PROBLEM: Using the records that follow, copy every line containing the word "JSON".

** begin **

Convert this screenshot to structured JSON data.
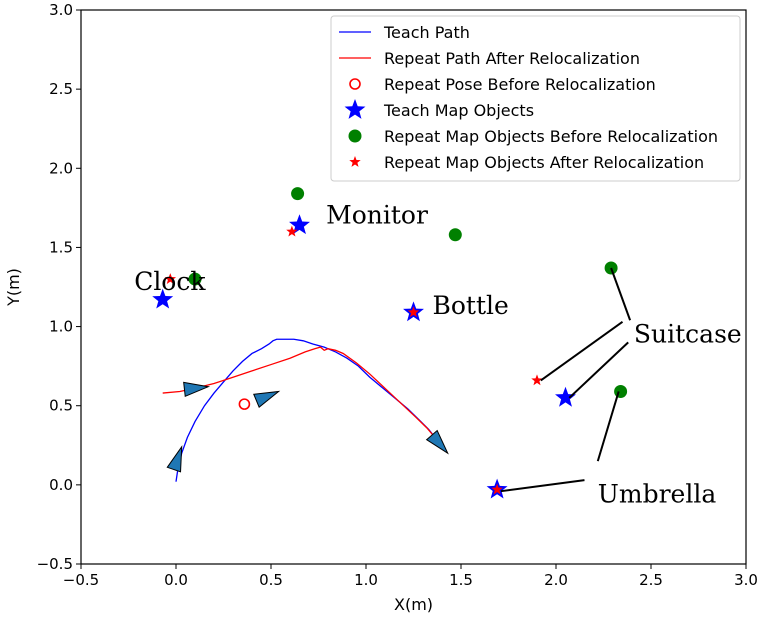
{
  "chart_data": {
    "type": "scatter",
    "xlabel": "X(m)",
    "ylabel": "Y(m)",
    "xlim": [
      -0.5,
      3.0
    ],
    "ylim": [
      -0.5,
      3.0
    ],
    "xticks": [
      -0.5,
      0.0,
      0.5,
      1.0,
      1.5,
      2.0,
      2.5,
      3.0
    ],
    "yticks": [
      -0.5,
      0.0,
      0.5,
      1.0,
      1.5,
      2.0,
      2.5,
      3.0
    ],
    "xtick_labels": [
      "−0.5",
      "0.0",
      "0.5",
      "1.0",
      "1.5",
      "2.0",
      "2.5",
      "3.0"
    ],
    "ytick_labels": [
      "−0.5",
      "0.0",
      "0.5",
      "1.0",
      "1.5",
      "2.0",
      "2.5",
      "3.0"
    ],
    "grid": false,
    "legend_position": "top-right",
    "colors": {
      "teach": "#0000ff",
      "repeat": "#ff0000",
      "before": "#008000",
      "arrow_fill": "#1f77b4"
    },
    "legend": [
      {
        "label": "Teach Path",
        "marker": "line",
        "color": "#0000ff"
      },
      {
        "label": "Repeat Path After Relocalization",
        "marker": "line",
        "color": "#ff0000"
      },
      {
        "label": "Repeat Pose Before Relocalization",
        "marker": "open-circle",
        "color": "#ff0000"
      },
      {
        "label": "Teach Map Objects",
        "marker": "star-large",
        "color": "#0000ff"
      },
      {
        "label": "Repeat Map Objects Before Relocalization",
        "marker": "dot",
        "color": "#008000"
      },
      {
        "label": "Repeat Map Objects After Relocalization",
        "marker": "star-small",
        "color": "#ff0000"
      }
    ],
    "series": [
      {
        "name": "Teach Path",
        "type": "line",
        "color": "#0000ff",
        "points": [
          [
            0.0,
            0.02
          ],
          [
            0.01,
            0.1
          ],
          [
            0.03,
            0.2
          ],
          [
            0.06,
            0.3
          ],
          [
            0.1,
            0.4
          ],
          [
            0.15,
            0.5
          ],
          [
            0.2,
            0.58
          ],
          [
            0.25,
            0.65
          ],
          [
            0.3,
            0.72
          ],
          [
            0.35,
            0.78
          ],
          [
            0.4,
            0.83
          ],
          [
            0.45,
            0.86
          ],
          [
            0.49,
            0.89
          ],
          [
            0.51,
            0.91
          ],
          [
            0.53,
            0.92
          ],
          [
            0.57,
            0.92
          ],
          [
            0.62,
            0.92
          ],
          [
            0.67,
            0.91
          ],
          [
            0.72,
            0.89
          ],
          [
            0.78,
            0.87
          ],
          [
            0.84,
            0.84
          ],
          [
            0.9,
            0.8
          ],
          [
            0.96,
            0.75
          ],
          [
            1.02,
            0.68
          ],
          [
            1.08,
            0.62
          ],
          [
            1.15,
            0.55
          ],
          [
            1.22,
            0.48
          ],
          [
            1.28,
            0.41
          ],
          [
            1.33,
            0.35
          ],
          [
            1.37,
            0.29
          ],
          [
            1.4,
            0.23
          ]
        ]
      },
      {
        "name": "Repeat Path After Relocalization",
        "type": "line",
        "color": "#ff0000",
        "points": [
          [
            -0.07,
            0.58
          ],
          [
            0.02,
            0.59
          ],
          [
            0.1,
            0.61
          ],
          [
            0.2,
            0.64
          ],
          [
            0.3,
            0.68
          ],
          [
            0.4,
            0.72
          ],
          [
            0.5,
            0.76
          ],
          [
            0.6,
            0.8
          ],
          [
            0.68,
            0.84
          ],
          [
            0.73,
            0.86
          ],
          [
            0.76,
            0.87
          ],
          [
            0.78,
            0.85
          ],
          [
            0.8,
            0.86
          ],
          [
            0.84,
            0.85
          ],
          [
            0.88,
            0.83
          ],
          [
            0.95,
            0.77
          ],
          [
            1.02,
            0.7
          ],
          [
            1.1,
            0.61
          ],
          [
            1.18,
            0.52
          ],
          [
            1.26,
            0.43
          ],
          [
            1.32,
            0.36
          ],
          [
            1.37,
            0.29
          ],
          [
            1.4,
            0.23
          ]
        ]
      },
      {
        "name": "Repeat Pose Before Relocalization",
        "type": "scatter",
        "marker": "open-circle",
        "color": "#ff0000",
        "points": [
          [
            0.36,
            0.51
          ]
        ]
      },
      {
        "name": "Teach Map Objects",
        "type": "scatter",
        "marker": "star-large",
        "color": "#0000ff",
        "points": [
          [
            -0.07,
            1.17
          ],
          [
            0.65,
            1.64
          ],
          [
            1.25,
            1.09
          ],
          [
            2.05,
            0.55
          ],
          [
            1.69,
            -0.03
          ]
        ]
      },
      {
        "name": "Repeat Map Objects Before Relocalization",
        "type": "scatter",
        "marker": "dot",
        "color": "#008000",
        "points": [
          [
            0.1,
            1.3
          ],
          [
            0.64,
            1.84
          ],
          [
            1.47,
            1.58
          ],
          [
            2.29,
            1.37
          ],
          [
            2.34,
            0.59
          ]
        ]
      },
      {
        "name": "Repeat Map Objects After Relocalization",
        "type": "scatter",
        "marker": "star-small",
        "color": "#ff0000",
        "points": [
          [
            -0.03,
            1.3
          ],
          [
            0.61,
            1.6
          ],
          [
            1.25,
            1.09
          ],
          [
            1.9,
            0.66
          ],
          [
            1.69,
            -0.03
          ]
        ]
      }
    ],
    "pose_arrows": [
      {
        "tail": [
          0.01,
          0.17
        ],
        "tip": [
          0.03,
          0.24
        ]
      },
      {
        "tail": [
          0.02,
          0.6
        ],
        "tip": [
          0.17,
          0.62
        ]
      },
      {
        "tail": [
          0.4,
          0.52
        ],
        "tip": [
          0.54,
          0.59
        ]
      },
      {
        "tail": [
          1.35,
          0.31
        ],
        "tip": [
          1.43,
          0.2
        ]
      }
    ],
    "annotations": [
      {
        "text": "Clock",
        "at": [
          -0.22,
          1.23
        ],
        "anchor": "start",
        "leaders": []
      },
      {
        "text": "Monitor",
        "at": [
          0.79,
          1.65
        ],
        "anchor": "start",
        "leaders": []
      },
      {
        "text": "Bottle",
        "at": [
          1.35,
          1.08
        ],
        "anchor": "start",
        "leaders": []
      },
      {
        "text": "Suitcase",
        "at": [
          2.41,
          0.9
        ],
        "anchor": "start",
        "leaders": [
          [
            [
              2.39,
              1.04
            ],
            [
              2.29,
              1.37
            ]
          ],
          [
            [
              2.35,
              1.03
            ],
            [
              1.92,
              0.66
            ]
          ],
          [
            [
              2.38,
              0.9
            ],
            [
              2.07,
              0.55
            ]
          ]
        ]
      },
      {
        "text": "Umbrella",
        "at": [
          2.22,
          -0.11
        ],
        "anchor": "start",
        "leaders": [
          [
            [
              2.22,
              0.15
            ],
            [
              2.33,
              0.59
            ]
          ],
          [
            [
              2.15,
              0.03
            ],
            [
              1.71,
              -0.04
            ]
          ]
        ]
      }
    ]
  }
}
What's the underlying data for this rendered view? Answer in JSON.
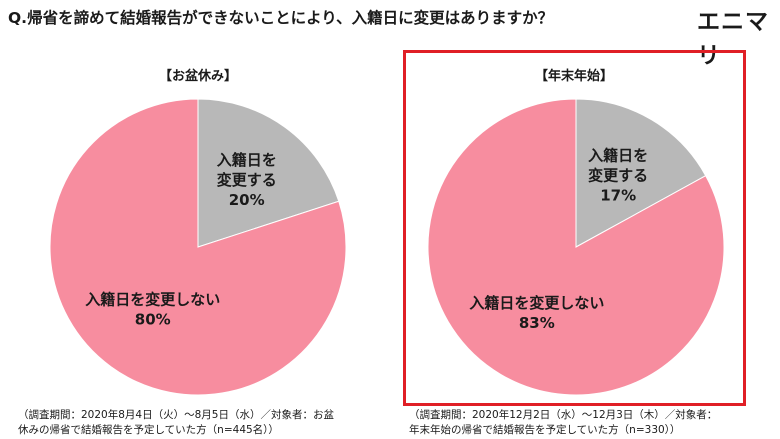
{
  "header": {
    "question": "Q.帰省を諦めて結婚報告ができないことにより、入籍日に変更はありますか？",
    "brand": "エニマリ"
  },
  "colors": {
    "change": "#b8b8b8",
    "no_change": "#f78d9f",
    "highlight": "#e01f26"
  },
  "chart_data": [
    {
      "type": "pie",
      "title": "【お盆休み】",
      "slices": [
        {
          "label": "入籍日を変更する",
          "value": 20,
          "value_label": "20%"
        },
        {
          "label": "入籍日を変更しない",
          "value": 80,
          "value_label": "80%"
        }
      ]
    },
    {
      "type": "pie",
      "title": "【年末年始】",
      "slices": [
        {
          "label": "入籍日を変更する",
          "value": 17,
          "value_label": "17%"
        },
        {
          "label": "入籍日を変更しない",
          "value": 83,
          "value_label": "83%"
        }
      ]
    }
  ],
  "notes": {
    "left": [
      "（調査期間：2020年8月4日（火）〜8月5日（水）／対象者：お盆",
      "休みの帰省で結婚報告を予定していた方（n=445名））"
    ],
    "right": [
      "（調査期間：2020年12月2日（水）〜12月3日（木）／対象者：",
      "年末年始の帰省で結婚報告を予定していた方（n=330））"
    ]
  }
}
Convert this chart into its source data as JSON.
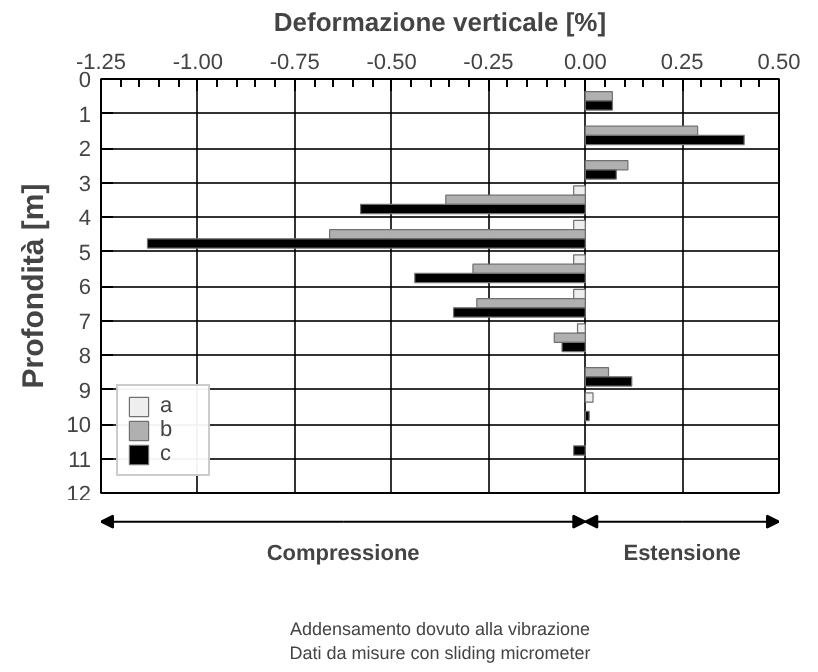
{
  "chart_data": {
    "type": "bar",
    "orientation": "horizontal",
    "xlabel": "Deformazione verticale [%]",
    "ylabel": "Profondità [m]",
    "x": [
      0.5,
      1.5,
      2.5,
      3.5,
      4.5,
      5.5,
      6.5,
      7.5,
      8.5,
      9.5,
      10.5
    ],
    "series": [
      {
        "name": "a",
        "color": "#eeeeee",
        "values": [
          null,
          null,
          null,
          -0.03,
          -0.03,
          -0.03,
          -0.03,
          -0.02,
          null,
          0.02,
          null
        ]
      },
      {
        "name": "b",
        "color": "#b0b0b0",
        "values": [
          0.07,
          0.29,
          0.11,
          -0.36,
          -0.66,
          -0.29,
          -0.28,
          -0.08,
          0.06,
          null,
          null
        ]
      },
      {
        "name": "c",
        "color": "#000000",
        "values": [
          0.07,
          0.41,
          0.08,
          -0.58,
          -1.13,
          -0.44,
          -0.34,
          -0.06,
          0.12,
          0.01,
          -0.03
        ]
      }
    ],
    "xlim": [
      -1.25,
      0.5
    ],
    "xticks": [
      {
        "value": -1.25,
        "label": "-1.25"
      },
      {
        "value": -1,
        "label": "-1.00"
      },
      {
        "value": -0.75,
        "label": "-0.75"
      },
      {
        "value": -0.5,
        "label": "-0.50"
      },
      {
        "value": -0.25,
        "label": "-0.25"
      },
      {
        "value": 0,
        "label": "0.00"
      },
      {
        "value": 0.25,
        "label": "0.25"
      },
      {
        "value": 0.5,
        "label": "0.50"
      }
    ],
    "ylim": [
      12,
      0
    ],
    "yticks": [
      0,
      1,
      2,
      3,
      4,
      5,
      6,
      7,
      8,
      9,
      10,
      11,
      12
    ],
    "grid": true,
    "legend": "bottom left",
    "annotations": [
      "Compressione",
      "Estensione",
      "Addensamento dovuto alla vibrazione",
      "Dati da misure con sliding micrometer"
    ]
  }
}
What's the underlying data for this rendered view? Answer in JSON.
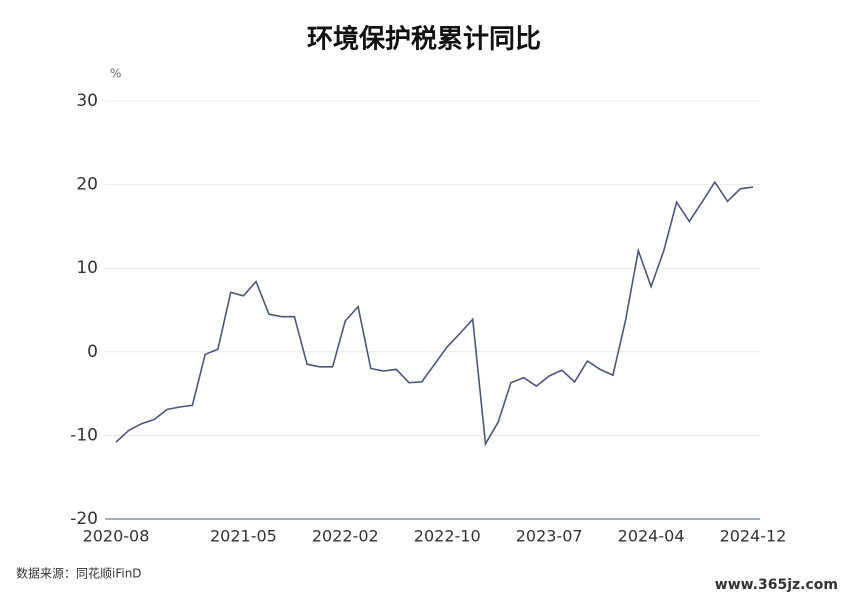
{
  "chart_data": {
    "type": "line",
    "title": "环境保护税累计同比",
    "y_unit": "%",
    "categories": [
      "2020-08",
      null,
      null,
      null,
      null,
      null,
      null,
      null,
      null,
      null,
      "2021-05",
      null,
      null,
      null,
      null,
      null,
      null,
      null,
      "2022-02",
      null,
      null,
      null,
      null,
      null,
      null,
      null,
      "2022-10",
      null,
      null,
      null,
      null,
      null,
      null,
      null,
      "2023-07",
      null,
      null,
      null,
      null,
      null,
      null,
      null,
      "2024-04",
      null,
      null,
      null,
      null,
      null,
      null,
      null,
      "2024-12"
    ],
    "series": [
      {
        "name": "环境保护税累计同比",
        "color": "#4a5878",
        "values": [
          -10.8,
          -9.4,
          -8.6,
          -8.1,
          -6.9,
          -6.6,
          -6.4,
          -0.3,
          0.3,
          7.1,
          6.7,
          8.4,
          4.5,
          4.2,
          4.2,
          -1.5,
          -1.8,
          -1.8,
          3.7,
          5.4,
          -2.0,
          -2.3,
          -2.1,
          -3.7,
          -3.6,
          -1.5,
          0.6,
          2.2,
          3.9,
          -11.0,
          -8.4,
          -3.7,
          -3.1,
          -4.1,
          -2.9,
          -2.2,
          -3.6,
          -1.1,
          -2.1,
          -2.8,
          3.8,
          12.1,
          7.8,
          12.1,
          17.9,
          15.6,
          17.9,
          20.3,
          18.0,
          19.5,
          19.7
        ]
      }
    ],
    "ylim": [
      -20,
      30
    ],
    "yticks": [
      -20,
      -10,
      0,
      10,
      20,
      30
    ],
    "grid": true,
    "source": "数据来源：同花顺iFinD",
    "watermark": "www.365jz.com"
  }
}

** end **

TASK SOLUTION:
Convert this screenshot to structured JSON data.
What's the underlying data for this rendered view? Answer in JSON.
Convert this chart into its source data as JSON.
What's the underlying data for this rendered view? Answer in JSON.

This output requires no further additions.